====== Given entries

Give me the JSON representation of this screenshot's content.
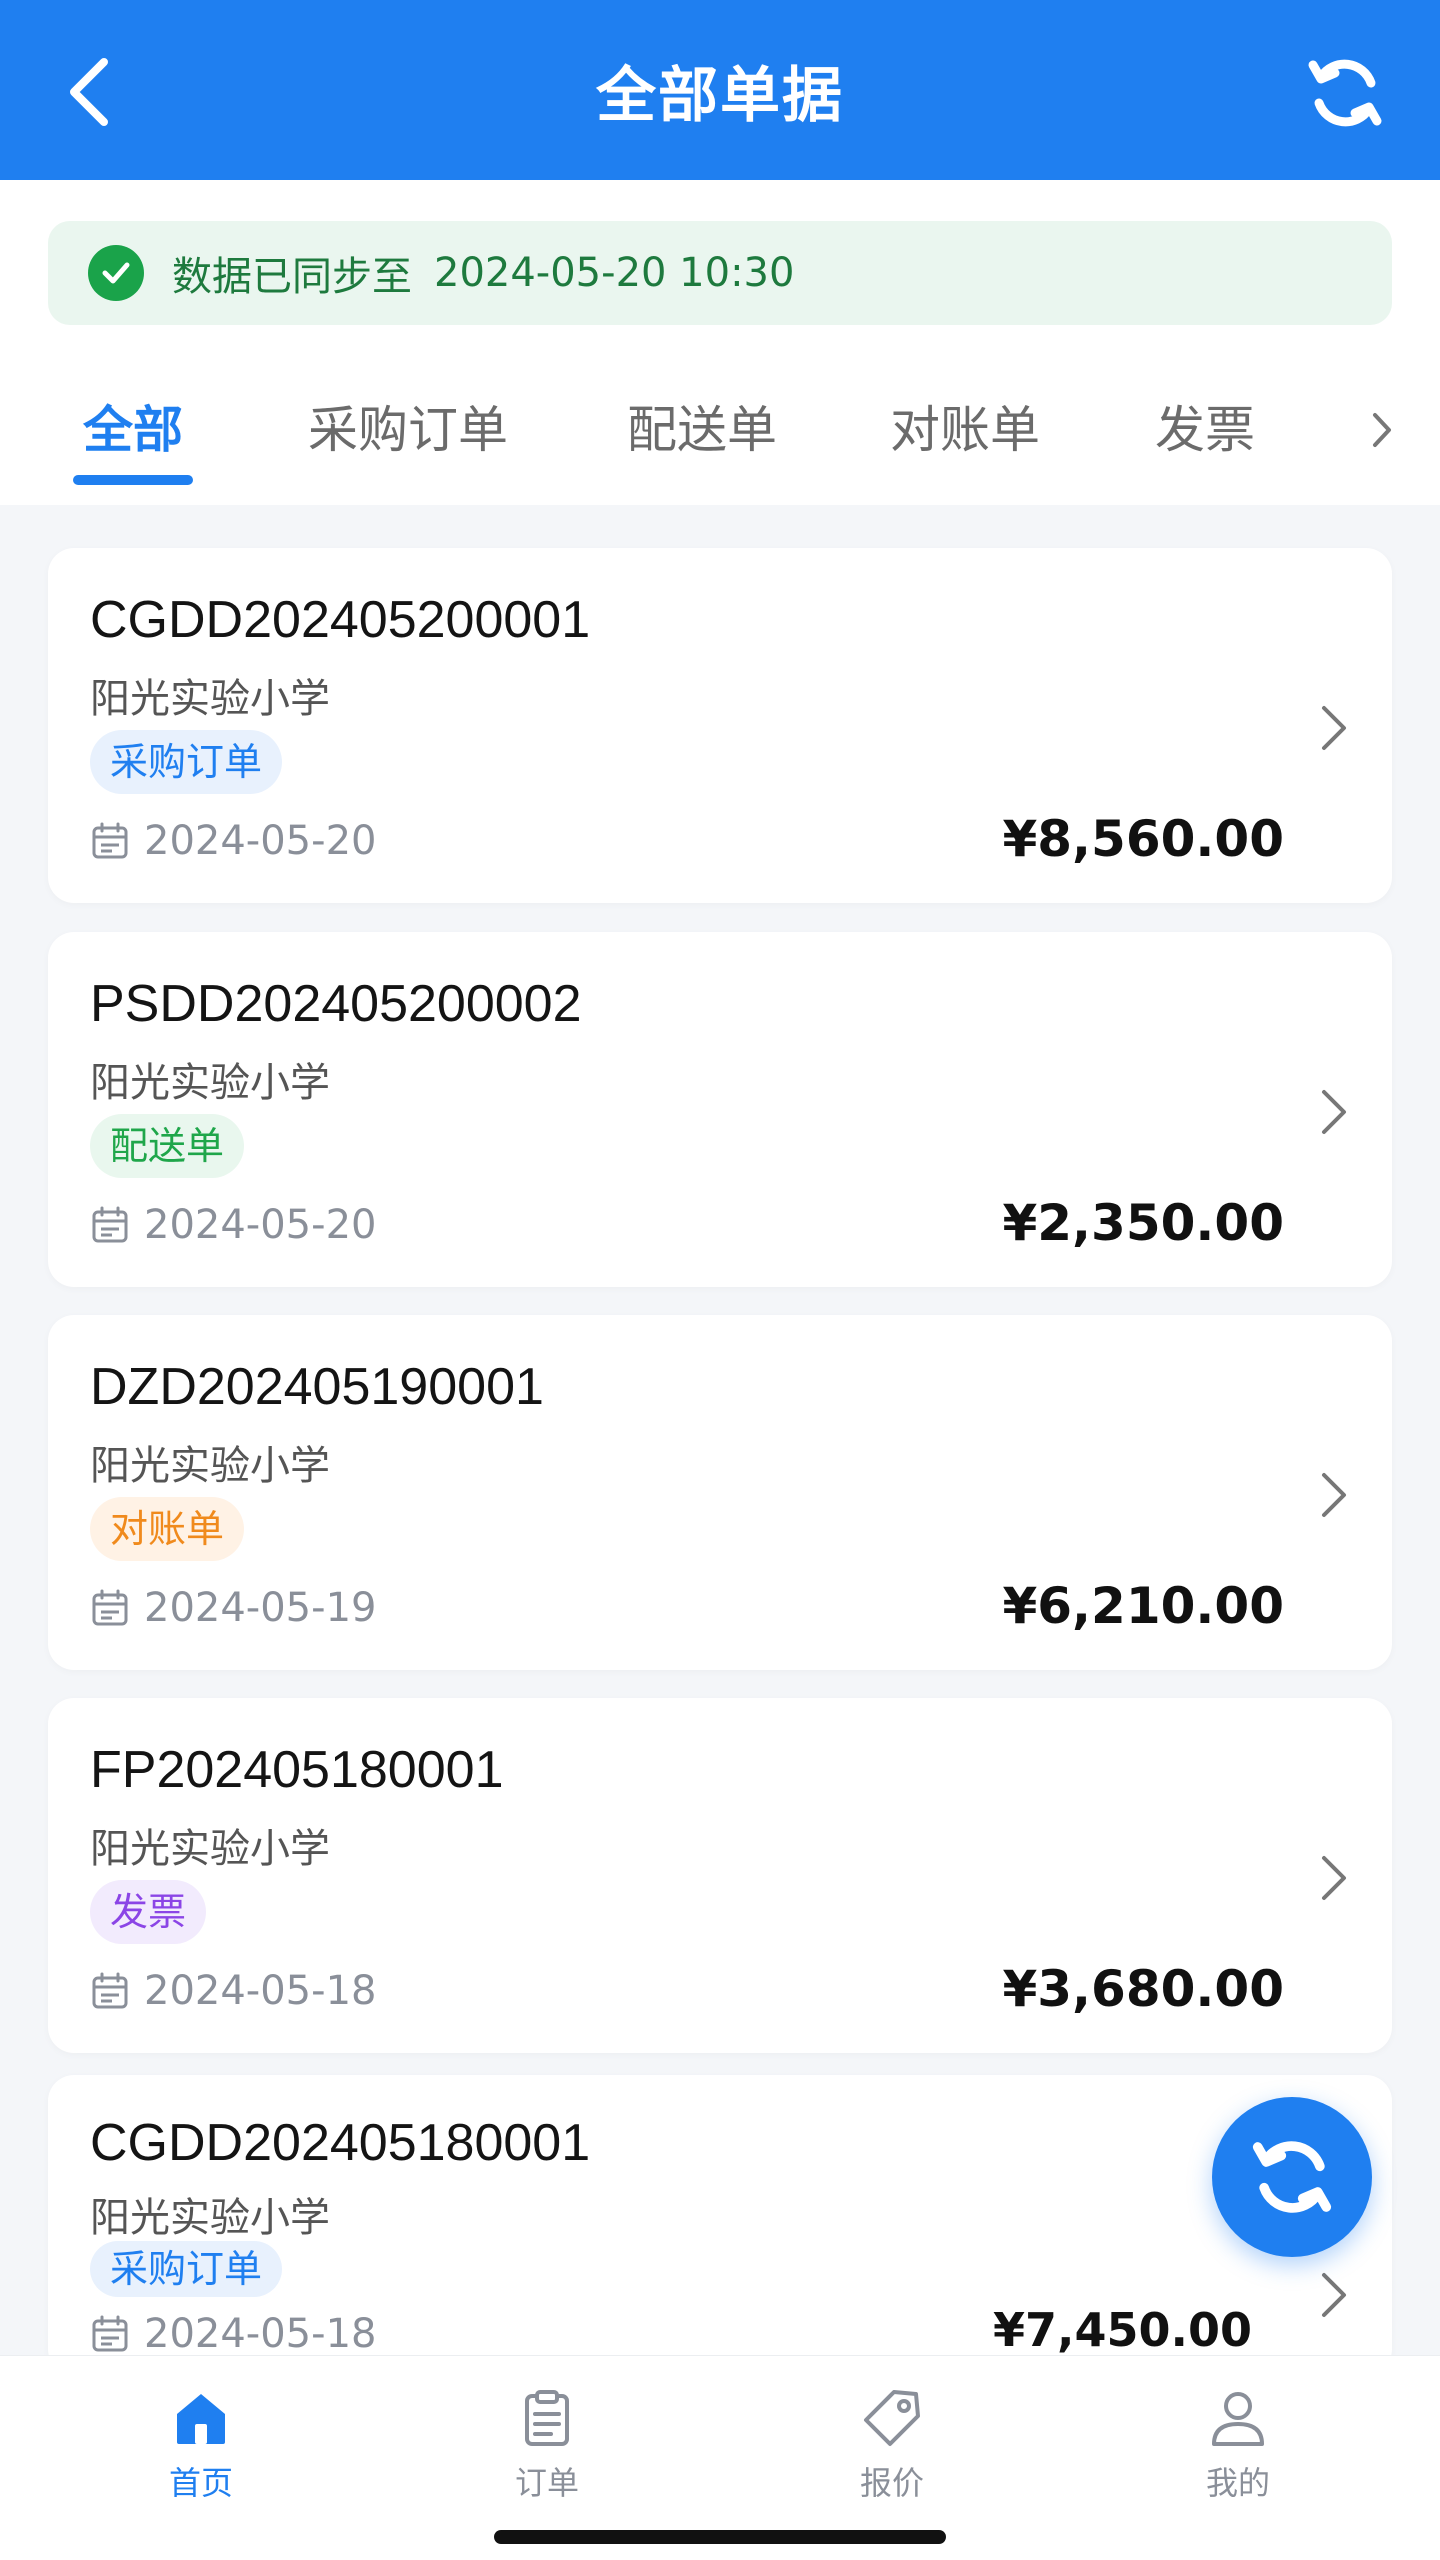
{
  "header": {
    "title": "全部单据"
  },
  "sync": {
    "text": "数据已同步至",
    "time": "2024-05-20 10:30"
  },
  "tabs": [
    {
      "label": "全部",
      "active": true
    },
    {
      "label": "采购订单"
    },
    {
      "label": "配送单"
    },
    {
      "label": "对账单"
    },
    {
      "label": "发票"
    }
  ],
  "documents": [
    {
      "doc_no": "CGDD202405200001",
      "school": "阳光实验小学",
      "type": "采购订单",
      "date": "2024-05-20",
      "amount": "¥8,560.00"
    },
    {
      "doc_no": "PSDD202405200002",
      "school": "阳光实验小学",
      "type": "配送单",
      "date": "2024-05-20",
      "amount": "¥2,350.00"
    },
    {
      "doc_no": "DZD202405190001",
      "school": "阳光实验小学",
      "type": "对账单",
      "date": "2024-05-19",
      "amount": "¥6,210.00"
    },
    {
      "doc_no": "FP202405180001",
      "school": "阳光实验小学",
      "type": "发票",
      "date": "2024-05-18",
      "amount": "¥3,680.00"
    },
    {
      "doc_no": "CGDD202405180001",
      "school": "阳光实验小学",
      "type": "采购订单",
      "date": "2024-05-18",
      "amount": "¥7,450.00"
    }
  ],
  "bottom_nav": [
    {
      "label": "首页",
      "icon": "home-icon",
      "active": true
    },
    {
      "label": "订单",
      "icon": "clipboard-icon"
    },
    {
      "label": "报价",
      "icon": "tag-icon"
    },
    {
      "label": "我的",
      "icon": "user-icon"
    }
  ],
  "colors": {
    "primary": "#1f7ff0",
    "success": "#1aa34a",
    "purchase_badge": "#1f7ff0",
    "delivery_badge": "#1fa64a",
    "reconcile_badge": "#f08a1c",
    "invoice_badge": "#8b45e6"
  }
}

============

Search the records above for the string "amount". Copy every line that contains it.

• **Response**:
      "amount": "¥8,560.00"
      "amount": "¥2,350.00"
      "amount": "¥6,210.00"
      "amount": "¥3,680.00"
      "amount": "¥7,450.00"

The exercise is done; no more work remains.